* **TASK OBJECTIVE**: Render every line of the data below as a JSON list of strings, one string per line, with blank lines and the pictures left out.

## Begin DATA EXTRACT

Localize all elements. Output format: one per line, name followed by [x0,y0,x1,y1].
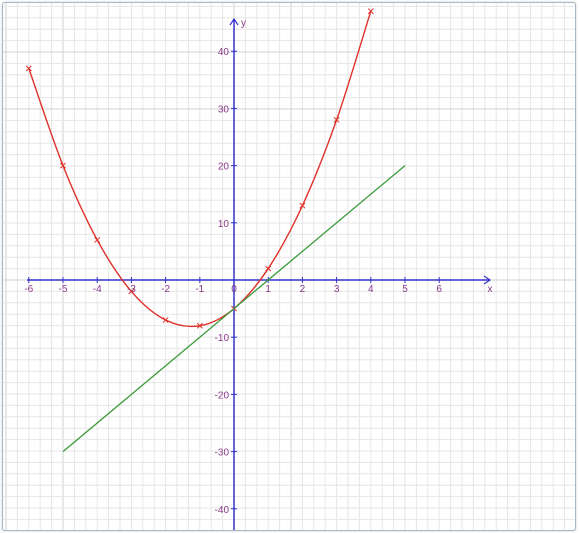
y-tick-label: 30 [218,104,230,115]
x-tick-label: -6 [24,284,33,295]
data-point-marker [25,65,32,72]
data-point-marker [367,8,374,15]
x-tick-label: 5 [402,284,408,295]
data-point-marker [265,265,272,272]
y-tick-label: -40 [215,505,230,516]
y-tick-label: 20 [218,162,230,173]
x-tick-label: -5 [59,284,68,295]
x-tick-label: 3 [334,284,340,295]
y-axis-arrow [229,17,239,26]
data-point-marker [94,237,101,243]
x-axis-arrow [483,275,492,285]
x-tick-label: 2 [300,284,306,295]
axes [27,17,492,530]
y-tick-label: -30 [215,448,230,459]
data-point-marker [196,322,203,329]
straight-line-series [62,165,406,453]
data-point-marker [60,162,66,169]
x-tick-label: -3 [127,284,136,295]
x-tick-label: -1 [195,284,204,295]
plot-area: -6 -5 -4 -3 -2 -1 0 1 2 3 4 5 6-40-30-20-1010203040x… [3,3,575,530]
data-point-marker [162,317,169,323]
data-point-marker [128,288,135,295]
series-layer [25,8,406,453]
x-axis-label: x [488,284,493,295]
grid [3,3,575,530]
x-tick-label: 1 [265,284,271,295]
y-tick-label: 40 [218,47,230,58]
y-tick-label: -10 [215,333,230,344]
x-tick-label: 4 [368,284,374,295]
x-tick-label: -4 [93,284,102,295]
y-axis-label: y [241,18,246,29]
y-tick-label: -20 [215,390,230,401]
x-tick-label: 6 [436,284,442,295]
tick-labels: -6 -5 -4 -3 -2 -1 0 1 2 3 4 5 6-40-30-20-1010203040x… [24,18,492,516]
y-tick-label: 10 [218,219,230,230]
x-tick-label: 0 [231,284,237,295]
x-tick-label: -2 [161,284,170,295]
data-point-marker [333,116,340,123]
data-point-marker [299,202,306,209]
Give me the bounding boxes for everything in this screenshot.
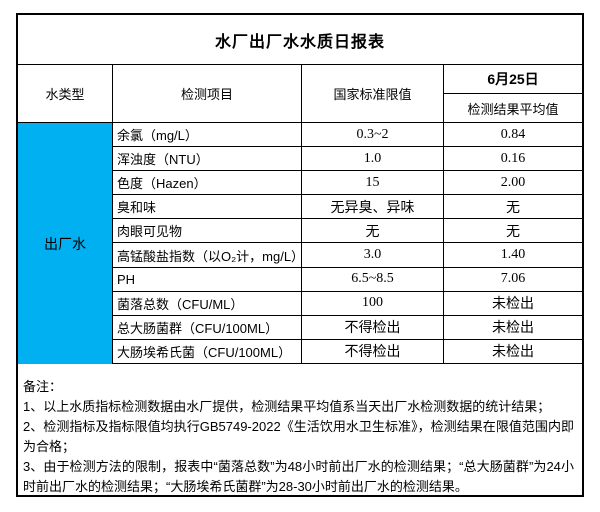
limit-cell: 0.3~2 xyxy=(302,123,444,147)
result-cell: 2.00 xyxy=(500,174,526,190)
notes-heading: 备注： xyxy=(23,379,63,394)
table-row: 色度（Hazen） 15 2.00 xyxy=(113,171,582,196)
note-item: 2、检测指标及指标限值均执行GB5749-2022《生活饮用水卫生标准》，检测结… xyxy=(23,419,574,454)
item-cell: 高锰酸盐指数（以O₂计，mg/L） xyxy=(113,243,304,267)
item-cell: 余氯（mg/L） xyxy=(113,123,302,147)
header-item: 检测项目 xyxy=(113,65,302,122)
header-result-group: 6月25日 检测结果平均值 xyxy=(444,65,582,122)
table-row: 菌落总数（CFU/ML） 100 未检出 xyxy=(113,291,582,316)
table-row: 余氯（mg/L） 0.3~2 0.84 xyxy=(113,123,582,148)
result-cell: 未检出 xyxy=(492,321,534,337)
result-cell: 无 xyxy=(506,200,520,216)
table-row: 大肠埃希氏菌（CFU/100ML） 不得检出 未检出 xyxy=(113,339,582,364)
note-item: 3、由于检测方法的限制，报表中“菌落总数”为48小时前出厂水的检测结果；“总大肠… xyxy=(23,459,574,494)
table-row: 总大肠菌群（CFU/100ML） 不得检出 未检出 xyxy=(113,315,582,340)
result-cell: 7.06 xyxy=(500,271,526,287)
limit-cell: 不得检出 xyxy=(302,315,444,339)
header-limit: 国家标准限值 xyxy=(302,65,444,122)
notes-section: 备注： 1、以上水质指标检测数据由水厂提供，检测结果平均值系当天出厂水检测数据的… xyxy=(18,364,582,497)
page-title: 水厂出厂水水质日报表 xyxy=(18,15,582,65)
limit-cell: 不得检出 xyxy=(302,339,444,363)
limit-cell: 1.0 xyxy=(302,147,444,171)
table-body: 出厂水 余氯（mg/L） 0.3~2 0.84 浑浊度（NTU） 1.0 0.1… xyxy=(18,123,582,364)
water-type-cell: 出厂水 xyxy=(18,123,113,364)
water-quality-report-table: 水厂出厂水水质日报表 水类型 检测项目 国家标准限值 6月25日 检测结果平均值… xyxy=(16,13,584,497)
result-cell: 未检出 xyxy=(492,345,534,361)
item-cell: 色度（Hazen） xyxy=(113,171,302,195)
result-cell: 0.84 xyxy=(500,126,526,142)
result-cell: 未检出 xyxy=(492,297,534,313)
header-water-type: 水类型 xyxy=(18,65,113,122)
table-row: 高锰酸盐指数（以O₂计，mg/L） 3.0 1.40 xyxy=(113,243,582,268)
note-item: 1、以上水质指标检测数据由水厂提供，检测结果平均值系当天出厂水检测数据的统计结果… xyxy=(23,399,551,414)
limit-cell: 15 xyxy=(302,171,444,195)
header-result-avg: 检测结果平均值 xyxy=(467,101,559,117)
limit-cell: 无 xyxy=(302,219,444,243)
item-cell: 大肠埃希氏菌（CFU/100ML） xyxy=(113,339,302,363)
table-row: 肉眼可见物 无 无 xyxy=(113,219,582,244)
table-row: 浑浊度（NTU） 1.0 0.16 xyxy=(113,147,582,172)
item-cell: 总大肠菌群（CFU/100ML） xyxy=(113,315,302,339)
item-cell: 菌落总数（CFU/ML） xyxy=(113,291,302,315)
table-header-row: 水类型 检测项目 国家标准限值 6月25日 检测结果平均值 xyxy=(18,65,582,123)
item-cell: 浑浊度（NTU） xyxy=(113,147,302,171)
result-cell: 1.40 xyxy=(500,247,526,263)
table-row: PH 6.5~8.5 7.06 xyxy=(113,267,582,292)
result-cell: 无 xyxy=(506,224,520,240)
item-cell: PH xyxy=(113,267,302,291)
table-row: 臭和味 无异臭、异味 无 xyxy=(113,195,582,220)
result-cell: 0.16 xyxy=(500,150,526,166)
item-cell: 臭和味 xyxy=(113,195,302,219)
limit-cell: 无异臭、异味 xyxy=(302,195,444,219)
limit-cell: 3.0 xyxy=(302,243,444,267)
data-rows: 余氯（mg/L） 0.3~2 0.84 浑浊度（NTU） 1.0 0.16 色度… xyxy=(113,123,582,364)
item-cell: 肉眼可见物 xyxy=(113,219,302,243)
header-date: 6月25日 xyxy=(444,65,582,94)
limit-cell: 100 xyxy=(302,291,444,315)
limit-cell: 6.5~8.5 xyxy=(302,267,444,291)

## End DATA EXTRACT

* **FULL ANSWER**:
[
  "Localize all elements. Output format: one per line, name followed by [x0,y0,x1,y1].",
  "y-tick-label: 30 [218,104,230,115]",
  "x-tick-label: -6 [24,284,33,295]",
  "data-point-marker [25,65,32,72]",
  "data-point-marker [367,8,374,15]",
  "x-tick-label: 5 [402,284,408,295]",
  "data-point-marker [265,265,272,272]",
  "y-tick-label: -40 [215,505,230,516]",
  "y-tick-label: 20 [218,162,230,173]",
  "x-tick-label: -5 [59,284,68,295]",
  "x-tick-label: 3 [334,284,340,295]",
  "y-axis-arrow [229,17,239,26]",
  "data-point-marker [94,237,101,243]",
  "x-axis-arrow [483,275,492,285]",
  "x-tick-label: 2 [300,284,306,295]",
  "axes [27,17,492,530]",
  "y-tick-label: -30 [215,448,230,459]",
  "data-point-marker [196,322,203,329]",
  "straight-line-series [62,165,406,453]",
  "data-point-marker [60,162,66,169]",
  "x-tick-label: -3 [127,284,136,295]",
  "x-tick-label: -1 [195,284,204,295]",
  "plot-area: -6 -5 -4 -3 -2 -1 0 1 2 3 4 5 6-40-30-20-1010203040x… [3,3,575,530]",
  "data-point-marker [162,317,169,323]",
  "data-point-marker [128,288,135,295]",
  "series-layer [25,8,406,453]",
  "x-axis-label: x [488,284,493,295]",
  "grid [3,3,575,530]",
  "x-tick-label: 1 [265,284,271,295]",
  "y-tick-label: 40 [218,47,230,58]",
  "y-tick-label: -10 [215,333,230,344]",
  "x-tick-label: 4 [368,284,374,295]",
  "x-tick-label: -4 [93,284,102,295]",
  "y-axis-label: y [241,18,246,29]",
  "y-tick-label: -20 [215,390,230,401]",
  "x-tick-label: 6 [436,284,442,295]",
  "tick-labels: -6 -5 -4 -3 -2 -1 0 1 2 3 4 5 6-40-30-20-1010203040x… [24,18,492,516]",
  "y-tick-label: 10 [218,219,230,230]",
  "x-tick-label: 0 [231,284,237,295]",
  "x-tick-label: -2 [161,284,170,295]",
  "data-point-marker [333,116,340,123]",
  "data-point-marker [299,202,306,209]",
  "Give me the bounding boxes for everything in this screenshot.",
  "limit-cell: 0.3~2 xyxy=(302,123,444,147)",
  "result-cell: 2.00 xyxy=(500,174,526,190)",
  "notes-heading: 备注： xyxy=(23,379,63,394)",
  "table-row: 色度（Hazen） 15 2.00 xyxy=(113,171,582,196)",
  "note-item: 2、检测指标及指标限值均执行GB5749-2022《生活饮用水卫生标准》，检测结… xyxy=(23,419,574,454)",
  "item-cell: 高锰酸盐指数（以O₂计，mg/L） xyxy=(113,243,304,267)",
  "item-cell: 余氯（mg/L） xyxy=(113,123,302,147)",
  "header-item: 检测项目 xyxy=(113,65,302,122)",
  "header-result-group: 6月25日 检测结果平均值 xyxy=(444,65,582,122)",
  "table-row: 菌落总数（CFU/ML） 100 未检出 xyxy=(113,291,582,316)",
  "table-row: 余氯（mg/L） 0.3~2 0.84 xyxy=(113,123,582,148)",
  "result-cell: 未检出 xyxy=(492,321,534,337)",
  "result-cell: 无 xyxy=(506,200,520,216)",
  "table-row: 大肠埃希氏菌（CFU/100ML） 不得检出 未检出 xyxy=(113,339,582,364)",
  "note-item: 3、由于检测方法的限制，报表中“菌落总数”为48小时前出厂水的检测结果；“总大肠… xyxy=(23,459,574,494)",
  "table-row: 总大肠菌群（CFU/100ML） 不得检出 未检出 xyxy=(113,315,582,340)",
  "result-cell: 7.06 xyxy=(500,271,526,287)",
  "limit-cell: 不得检出 xyxy=(302,315,444,339)",
  "header-limit: 国家标准限值 xyxy=(302,65,444,122)",
  "notes-section: 备注： 1、以上水质指标检测数据由水厂提供，检测结果平均值系当天出厂水检测数据的… xyxy=(18,364,582,497)",
  "page-title: 水厂出厂水水质日报表 xyxy=(18,15,582,65)",
  "limit-cell: 不得检出 xyxy=(302,339,444,363)",
  "limit-cell: 1.0 xyxy=(302,147,444,171)",
  "table-body: 出厂水 余氯（mg/L） 0.3~2 0.84 浑浊度（NTU） 1.0 0.1… xyxy=(18,123,582,364)",
  "water-type-cell: 出厂水 xyxy=(18,123,113,364)",
  "water-quality-report-table: 水厂出厂水水质日报表 水类型 检测项目 国家标准限值 6月25日 检测结果平均值… xyxy=(16,13,584,497)",
  "result-cell: 未检出 xyxy=(492,345,534,361)",
  "item-cell: 色度（Hazen） xyxy=(113,171,302,195)",
  "result-cell: 0.84 xyxy=(500,126,526,142)",
  "result-cell: 未检出 xyxy=(492,297,534,313)",
  "header-water-type: 水类型 xyxy=(18,65,113,122)",
  "table-row: 高锰酸盐指数（以O₂计，mg/L） 3.0 1.40 xyxy=(113,243,582,268)",
  "note-item: 1、以上水质指标检测数据由水厂提供，检测结果平均值系当天出厂水检测数据的统计结果… xyxy=(23,399,551,414)",
  "limit-cell: 15 xyxy=(302,171,444,195)",
  "header-result-avg: 检测结果平均值 xyxy=(467,101,559,117)",
  "limit-cell: 无 xyxy=(302,219,444,243)",
  "item-cell: 大肠埃希氏菌（CFU/100ML） xyxy=(113,339,302,363)",
  "table-row: 肉眼可见物 无 无 xyxy=(113,219,582,244)",
  "table-row: 浑浊度（NTU） 1.0 0.16 xyxy=(113,147,582,172)",
  "item-cell: 总大肠菌群（CFU/100ML） xyxy=(113,315,302,339)",
  "item-cell: 菌落总数（CFU/ML） xyxy=(113,291,302,315)",
  "table-header-row: 水类型 检测项目 国家标准限值 6月25日 检测结果平均值 xyxy=(18,65,582,123)",
  "item-cell: 浑浊度（NTU） xyxy=(113,147,302,171)",
  "result-cell: 1.40 xyxy=(500,247,526,263)",
  "table-row: PH 6.5~8.5 7.06 xyxy=(113,267,582,292)",
  "result-cell: 无 xyxy=(506,224,520,240)",
  "item-cell: PH xyxy=(113,267,302,291)",
  "table-row: 臭和味 无异臭、异味 无 xyxy=(113,195,582,220)",
  "result-cell: 0.16 xyxy=(500,150,526,166)",
  "item-cell: 臭和味 xyxy=(113,195,302,219)",
  "limit-cell: 无异臭、异味 xyxy=(302,195,444,219)",
  "limit-cell: 3.0 xyxy=(302,243,444,267)",
  "data-rows: 余氯（mg/L） 0.3~2 0.84 浑浊度（NTU） 1.0 0.16 色度… xyxy=(113,123,582,364)",
  "item-cell: 肉眼可见物 xyxy=(113,219,302,243)",
  "header-date: 6月25日 xyxy=(444,65,582,94)",
  "limit-cell: 100 xyxy=(302,291,444,315)",
  "limit-cell: 6.5~8.5 xyxy=(302,267,444,291)"
]